## Dataset content
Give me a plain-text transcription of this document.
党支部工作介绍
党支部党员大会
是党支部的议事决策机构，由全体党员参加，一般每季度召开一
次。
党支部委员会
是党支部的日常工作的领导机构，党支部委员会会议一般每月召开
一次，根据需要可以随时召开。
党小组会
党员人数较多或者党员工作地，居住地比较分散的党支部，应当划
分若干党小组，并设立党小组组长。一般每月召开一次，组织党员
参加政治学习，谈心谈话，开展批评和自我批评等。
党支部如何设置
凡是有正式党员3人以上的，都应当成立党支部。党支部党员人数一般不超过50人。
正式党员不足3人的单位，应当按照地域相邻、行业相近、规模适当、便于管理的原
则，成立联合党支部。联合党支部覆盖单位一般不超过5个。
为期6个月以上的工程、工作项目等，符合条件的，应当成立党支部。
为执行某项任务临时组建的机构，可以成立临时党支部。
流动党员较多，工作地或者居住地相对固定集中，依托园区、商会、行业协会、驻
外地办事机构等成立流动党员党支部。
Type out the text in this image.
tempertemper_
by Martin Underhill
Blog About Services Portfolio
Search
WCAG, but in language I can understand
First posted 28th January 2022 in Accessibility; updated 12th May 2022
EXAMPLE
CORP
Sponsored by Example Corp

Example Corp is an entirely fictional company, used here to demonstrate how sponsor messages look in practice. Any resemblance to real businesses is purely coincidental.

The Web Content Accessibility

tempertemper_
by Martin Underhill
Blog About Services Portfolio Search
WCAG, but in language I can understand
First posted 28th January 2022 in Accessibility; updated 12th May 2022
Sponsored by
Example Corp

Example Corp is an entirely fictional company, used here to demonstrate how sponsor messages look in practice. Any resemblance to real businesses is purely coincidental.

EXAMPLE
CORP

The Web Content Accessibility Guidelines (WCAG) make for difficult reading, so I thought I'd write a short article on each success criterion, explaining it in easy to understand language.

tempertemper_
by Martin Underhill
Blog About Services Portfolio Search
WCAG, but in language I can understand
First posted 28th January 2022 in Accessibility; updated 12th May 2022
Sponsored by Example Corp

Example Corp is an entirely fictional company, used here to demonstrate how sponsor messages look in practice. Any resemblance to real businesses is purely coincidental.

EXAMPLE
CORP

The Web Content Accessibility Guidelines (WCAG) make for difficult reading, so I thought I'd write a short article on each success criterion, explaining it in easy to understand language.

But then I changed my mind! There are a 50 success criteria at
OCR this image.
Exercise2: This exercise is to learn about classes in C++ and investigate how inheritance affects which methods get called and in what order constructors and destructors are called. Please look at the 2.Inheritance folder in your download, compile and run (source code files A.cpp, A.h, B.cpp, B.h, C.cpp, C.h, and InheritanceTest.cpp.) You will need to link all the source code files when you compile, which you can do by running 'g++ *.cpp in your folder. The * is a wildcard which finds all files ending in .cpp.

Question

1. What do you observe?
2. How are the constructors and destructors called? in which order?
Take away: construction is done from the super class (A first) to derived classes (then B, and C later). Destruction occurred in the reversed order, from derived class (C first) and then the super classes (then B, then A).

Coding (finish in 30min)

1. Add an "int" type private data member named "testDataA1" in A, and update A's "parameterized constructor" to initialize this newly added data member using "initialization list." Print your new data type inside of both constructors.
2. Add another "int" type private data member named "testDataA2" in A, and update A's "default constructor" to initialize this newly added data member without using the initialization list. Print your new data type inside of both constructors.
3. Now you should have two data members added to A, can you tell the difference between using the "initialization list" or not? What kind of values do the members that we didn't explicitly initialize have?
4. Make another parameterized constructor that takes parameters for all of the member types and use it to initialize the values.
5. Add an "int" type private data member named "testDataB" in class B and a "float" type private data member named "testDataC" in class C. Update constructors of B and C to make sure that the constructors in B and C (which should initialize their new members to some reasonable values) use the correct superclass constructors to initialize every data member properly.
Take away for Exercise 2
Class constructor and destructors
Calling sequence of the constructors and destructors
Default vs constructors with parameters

## Goal
Extract the full listing and reproduce each line exactly.

## Answer for this exercise
Give me a plain-text transcription of this document.
党支部工作介绍
党支部党员大会
是党支部的议事决策机构，由全体党员参加，一般每季度召开一
次。
党支部委员会
是党支部的日常工作的领导机构，党支部委员会会议一般每月召开
一次，根据需要可以随时召开。
党小组会
党员人数较多或者党员工作地，居住地比较分散的党支部，应当划
分若干党小组，并设立党小组组长。一般每月召开一次，组织党员
参加政治学习，谈心谈话，开展批评和自我批评等。
党支部如何设置
凡是有正式党员3人以上的，都应当成立党支部。党支部党员人数一般不超过50人。
正式党员不足3人的单位，应当按照地域相邻、行业相近、规模适当、便于管理的原
则，成立联合党支部。联合党支部覆盖单位一般不超过5个。
为期6个月以上的工程、工作项目等，符合条件的，应当成立党支部。
为执行某项任务临时组建的机构，可以成立临时党支部。
流动党员较多，工作地或者居住地相对固定集中，依托园区、商会、行业协会、驻
外地办事机构等成立流动党员党支部。
Type out the text in this image.
tempertemper_
by Martin Underhill
Blog About Services Portfolio
Search
WCAG, but in language I can understand
First posted 28th January 2022 in Accessibility; updated 12th May 2022
EXAMPLE
CORP
Sponsored by Example Corp

Example Corp is an entirely fictional company, used here to demonstrate how sponsor messages look in practice. Any resemblance to real businesses is purely coincidental.

The Web Content Accessibility

tempertemper_
by Martin Underhill
Blog About Services Portfolio Search
WCAG, but in language I can understand
First posted 28th January 2022 in Accessibility; updated 12th May 2022
Sponsored by
Example Corp

Example Corp is an entirely fictional company, used here to demonstrate how sponsor messages look in practice. Any resemblance to real businesses is purely coincidental.

EXAMPLE
CORP

The Web Content Accessibility Guidelines (WCAG) make for difficult reading, so I thought I'd write a short article on each success criterion, explaining it in easy to understand language.

tempertemper_
by Martin Underhill
Blog About Services Portfolio Search
WCAG, but in language I can understand
First posted 28th January 2022 in Accessibility; updated 12th May 2022
Sponsored by Example Corp

Example Corp is an entirely fictional company, used here to demonstrate how sponsor messages look in practice. Any resemblance to real businesses is purely coincidental.

EXAMPLE
CORP

The Web Content Accessibility Guidelines (WCAG) make for difficult reading, so I thought I'd write a short article on each success criterion, explaining it in easy to understand language.

But then I changed my mind! There are a 50 success criteria at
OCR this image.
Exercise2: This exercise is to learn about classes in C++ and investigate how inheritance affects which methods get called and in what order constructors and destructors are called. Please look at the 2.Inheritance folder in your download, compile and run (source code files A.cpp, A.h, B.cpp, B.h, C.cpp, C.h, and InheritanceTest.cpp.) You will need to link all the source code files when you compile, which you can do by running 'g++ *.cpp in your folder. The * is a wildcard which finds all files ending in .cpp.

Question

1. What do you observe?
2. How are the constructors and destructors called? in which order?
Take away: construction is done from the super class (A first) to derived classes (then B, and C later). Destruction occurred in the reversed order, from derived class (C first) and then the super classes (then B, then A).

Coding (finish in 30min)

1. Add an "int" type private data member named "testDataA1" in A, and update A's "parameterized constructor" to initialize this newly added data member using "initialization list." Print your new data type inside of both constructors.
2. Add another "int" type private data member named "testDataA2" in A, and update A's "default constructor" to initialize this newly added data member without using the initialization list. Print your new data type inside of both constructors.
3. Now you should have two data members added to A, can you tell the difference between using the "initialization list" or not? What kind of values do the members that we didn't explicitly initialize have?
4. Make another parameterized constructor that takes parameters for all of the member types and use it to initialize the values.
5. Add an "int" type private data member named "testDataB" in class B and a "float" type private data member named "testDataC" in class C. Update constructors of B and C to make sure that the constructors in B and C (which should initialize their new members to some reasonable values) use the correct superclass constructors to initialize every data member properly.
Take away for Exercise 2
Class constructor and destructors
Calling sequence of the constructors and destructors
Default vs constructors with parameters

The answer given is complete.